[Extracted data entries]
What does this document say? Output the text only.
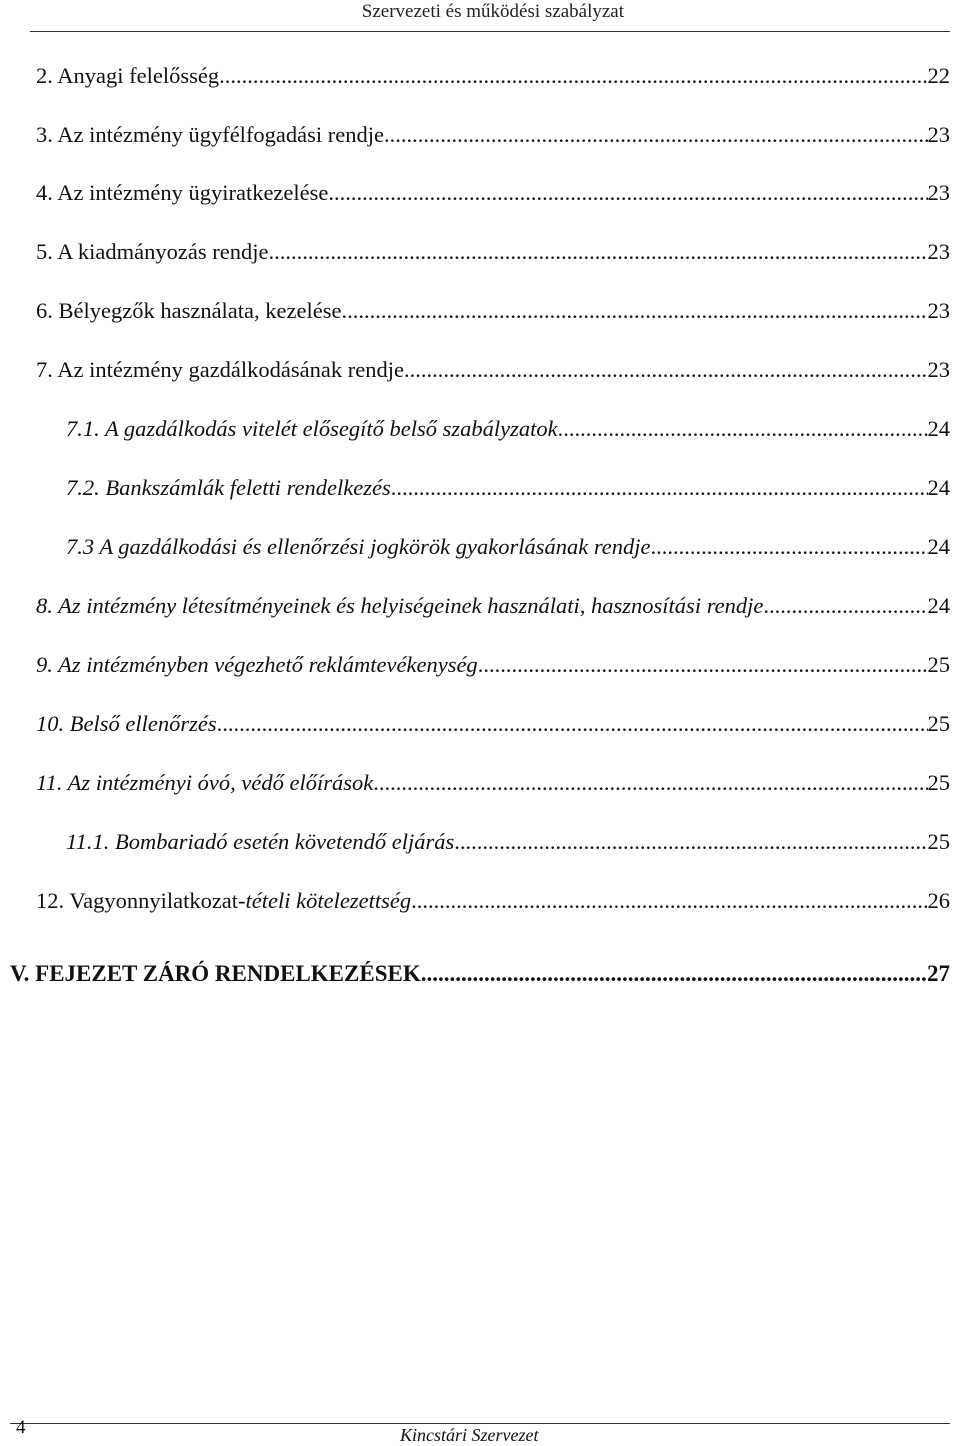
Szervezeti és működési szabályzat
2. Anyagi felelősség .....	22
3. Az intézmény ügyfélfogadási rendje .....	23
4. Az intézmény ügyiratkezelése .....	23
5. A kiadmányozás rendje .....	23
6. Bélyegzők használata, kezelése .....	23
7. Az intézmény gazdálkodásának rendje .....	23
7.1. A gazdálkodás vitelét elősegítő belső szabályzatok .....	24
7.2. Bankszámlák feletti rendelkezés .....	24
7.3 A gazdálkodási és ellenőrzési jogkörök gyakorlásának rendje .....	24
8. Az intézmény létesítményeinek és helyiségeinek használati, hasznosítási rendje .....	24
9. Az intézményben végezhető reklámtevékenység .....	25
10. Belső ellenőrzés .....	25
11. Az intézményi óvó, védő előírások .....	25
11.1. Bombariadó esetén követendő eljárás .....	25
12. Vagyonnyilatkozat- tételi kötelezettség .....	26
V. FEJEZET ZÁRÓ RENDELKEZÉSEK .....	27
4	Kincstári Szervezet
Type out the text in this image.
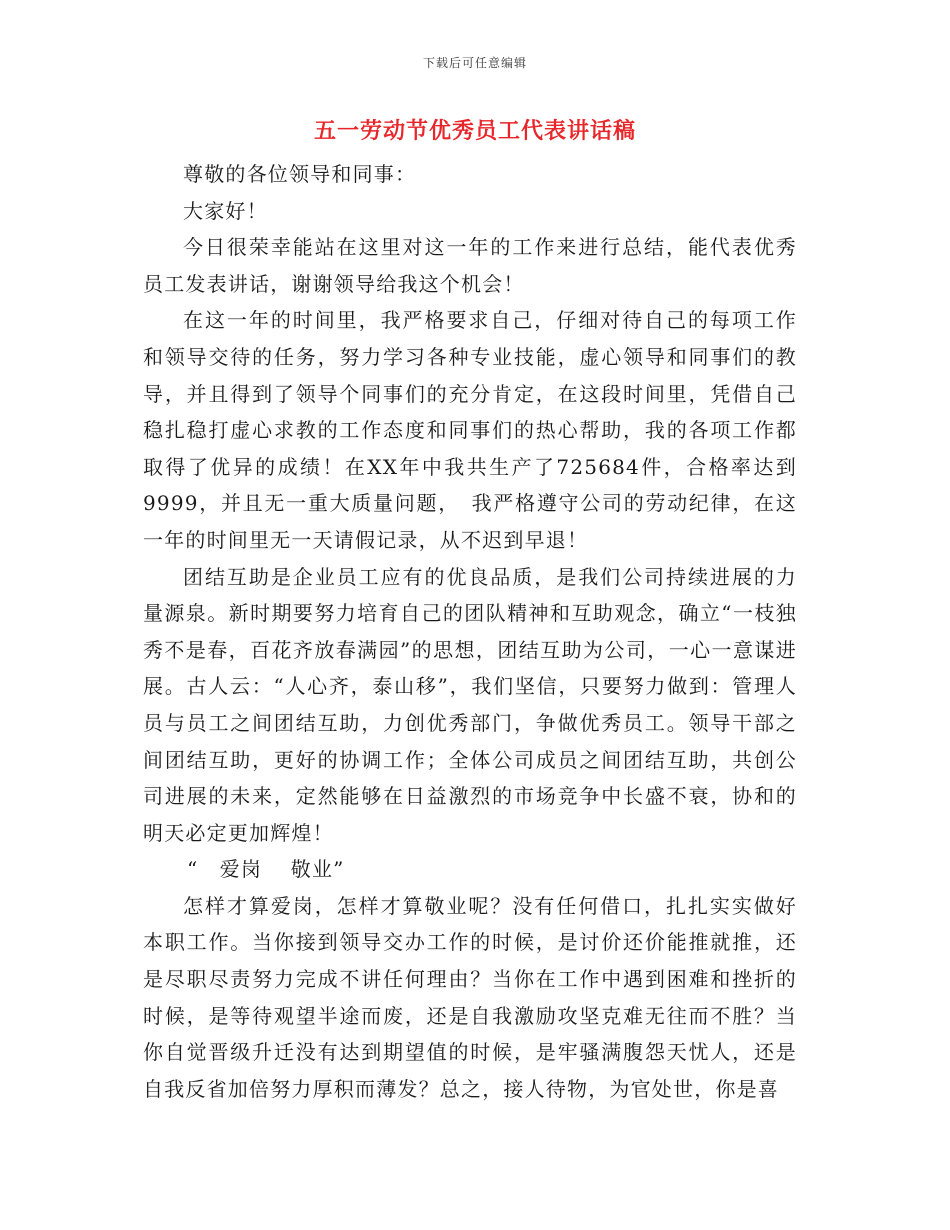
下载后可任意编辑
五一劳动节优秀员工代表讲话稿

尊敬的各位领导和同事：

大家好！

今日很荣幸能站在这里对这一年的工作来进行总结，能代表优秀员工发表讲话，谢谢领导给我这个机会！

在这一年的时间里，我严格要求自己，仔细对待自己的每项工作和领导交待的任务，努力学习各种专业技能，虚心领导和同事们的教导，并且得到了领导个同事们的充分肯定，在这段时间里，凭借自己稳扎稳打虚心求教的工作态度和同事们的热心帮助，我的各项工作都取得了优异的成绩！在XX年中我共生产了725684件，合格率达到9999，并且无一重大质量问题，　我严格遵守公司的劳动纪律，在这一年的时间里无一天请假记录，从不迟到早退！

团结互助是企业员工应有的优良品质，是我们公司持续进展的力量源泉。新时期要努力培育自己的团队精神和互助观念，确立“一枝独秀不是春，百花齐放春满园”的思想，团结互助为公司，一心一意谋进展。古人云：“人心齐，泰山移”，我们坚信，只要努力做到：管理人员与员工之间团结互助，力创优秀部门，争做优秀员工。领导干部之间团结互助，更好的协调工作；全体公司成员之间团结互助，共创公司进展的未来，定然能够在日益激烈的市场竞争中长盛不衰，协和的明天必定更加辉煌！

“　爱岗　 敬业”

怎样才算爱岗，怎样才算敬业呢？没有任何借口，扎扎实实做好本职工作。当你接到领导交办工作的时候，是讨价还价能推就推，还是尽职尽责努力完成不讲任何理由？当你在工作中遇到困难和挫折的时候，是等待观望半途而废，还是自我激励攻坚克难无往而不胜？当你自觉晋级升迁没有达到期望值的时候，是牢骚满腹怨天忧人，还是自我反省加倍努力厚积而薄发？总之，接人待物，为官处世，你是喜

__DESCRIPTION OF THE TASK__. Go through the entries above and pull out each line with "rendje" in it.

__WORKED ANSWER__.
3. Az intézmény ügyfélfogadási rendje .....	23
5. A kiadmányozás rendje .....	23
7. Az intézmény gazdálkodásának rendje .....	23
7.3 A gazdálkodási és ellenőrzési jogkörök gyakorlásának rendje .....	24
8. Az intézmény létesítményeinek és helyiségeinek használati, hasznosítási rendje .....	24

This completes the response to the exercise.